Stored entries
-------------------------
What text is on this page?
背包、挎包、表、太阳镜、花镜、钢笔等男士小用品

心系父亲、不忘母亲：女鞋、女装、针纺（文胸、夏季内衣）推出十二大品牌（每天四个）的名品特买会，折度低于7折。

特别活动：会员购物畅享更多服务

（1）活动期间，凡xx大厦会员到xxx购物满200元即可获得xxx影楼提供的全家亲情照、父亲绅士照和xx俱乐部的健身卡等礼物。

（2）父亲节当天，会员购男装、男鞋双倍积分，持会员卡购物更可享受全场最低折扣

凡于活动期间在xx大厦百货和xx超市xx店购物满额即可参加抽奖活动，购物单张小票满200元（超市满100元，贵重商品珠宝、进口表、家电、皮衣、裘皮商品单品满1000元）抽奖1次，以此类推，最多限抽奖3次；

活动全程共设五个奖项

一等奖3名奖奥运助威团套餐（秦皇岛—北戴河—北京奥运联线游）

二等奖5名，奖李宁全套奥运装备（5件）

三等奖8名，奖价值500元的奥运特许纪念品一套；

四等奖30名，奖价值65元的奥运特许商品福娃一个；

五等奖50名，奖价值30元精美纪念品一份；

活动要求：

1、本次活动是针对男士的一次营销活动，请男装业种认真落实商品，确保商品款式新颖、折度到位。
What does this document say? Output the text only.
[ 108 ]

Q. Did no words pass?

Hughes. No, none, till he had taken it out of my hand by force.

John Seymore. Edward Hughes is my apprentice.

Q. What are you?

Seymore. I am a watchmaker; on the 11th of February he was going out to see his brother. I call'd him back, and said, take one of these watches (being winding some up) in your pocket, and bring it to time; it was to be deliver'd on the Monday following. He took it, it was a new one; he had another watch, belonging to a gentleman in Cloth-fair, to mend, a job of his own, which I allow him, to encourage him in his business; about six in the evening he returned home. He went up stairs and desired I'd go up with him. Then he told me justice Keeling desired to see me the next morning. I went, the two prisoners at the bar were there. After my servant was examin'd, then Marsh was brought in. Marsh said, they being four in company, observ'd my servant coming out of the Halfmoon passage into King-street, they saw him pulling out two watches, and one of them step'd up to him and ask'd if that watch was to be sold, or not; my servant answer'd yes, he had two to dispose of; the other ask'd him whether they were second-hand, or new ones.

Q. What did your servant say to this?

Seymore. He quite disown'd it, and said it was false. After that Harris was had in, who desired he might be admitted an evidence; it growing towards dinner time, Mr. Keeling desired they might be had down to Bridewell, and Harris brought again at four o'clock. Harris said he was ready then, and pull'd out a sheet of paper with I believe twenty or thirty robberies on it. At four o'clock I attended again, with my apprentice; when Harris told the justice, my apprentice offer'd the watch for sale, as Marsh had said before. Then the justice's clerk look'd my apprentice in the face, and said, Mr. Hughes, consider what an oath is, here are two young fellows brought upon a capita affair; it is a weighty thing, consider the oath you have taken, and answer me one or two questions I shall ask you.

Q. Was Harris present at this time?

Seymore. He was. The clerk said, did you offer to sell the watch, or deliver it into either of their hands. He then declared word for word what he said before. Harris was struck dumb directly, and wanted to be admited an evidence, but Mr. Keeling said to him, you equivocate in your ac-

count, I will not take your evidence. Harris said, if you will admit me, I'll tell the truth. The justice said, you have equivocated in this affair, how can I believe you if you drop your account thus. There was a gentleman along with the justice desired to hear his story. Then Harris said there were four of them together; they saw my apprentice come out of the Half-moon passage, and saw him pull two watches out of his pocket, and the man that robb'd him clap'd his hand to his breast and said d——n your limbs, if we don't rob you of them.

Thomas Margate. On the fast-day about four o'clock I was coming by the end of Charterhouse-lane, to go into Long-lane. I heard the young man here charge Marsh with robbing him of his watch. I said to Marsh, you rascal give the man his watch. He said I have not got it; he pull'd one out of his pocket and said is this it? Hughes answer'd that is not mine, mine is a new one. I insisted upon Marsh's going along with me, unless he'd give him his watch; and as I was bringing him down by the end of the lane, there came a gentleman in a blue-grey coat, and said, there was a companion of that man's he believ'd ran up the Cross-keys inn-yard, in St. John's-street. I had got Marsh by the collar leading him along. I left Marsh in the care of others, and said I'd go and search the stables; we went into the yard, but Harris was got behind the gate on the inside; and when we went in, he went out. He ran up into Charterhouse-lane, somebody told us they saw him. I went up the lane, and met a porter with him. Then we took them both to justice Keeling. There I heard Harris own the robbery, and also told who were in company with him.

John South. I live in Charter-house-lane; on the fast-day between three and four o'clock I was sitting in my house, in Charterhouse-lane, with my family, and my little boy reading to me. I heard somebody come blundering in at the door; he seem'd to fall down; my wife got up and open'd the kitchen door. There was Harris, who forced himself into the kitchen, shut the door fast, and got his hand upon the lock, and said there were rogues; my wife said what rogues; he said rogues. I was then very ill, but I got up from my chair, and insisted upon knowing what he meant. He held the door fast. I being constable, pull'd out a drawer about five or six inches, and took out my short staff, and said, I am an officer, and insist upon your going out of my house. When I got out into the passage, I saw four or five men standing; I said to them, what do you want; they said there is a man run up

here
-------------------------
List all lines holding the string "text".

> Written response
What text is on this page?
What does this document say? Output the text only.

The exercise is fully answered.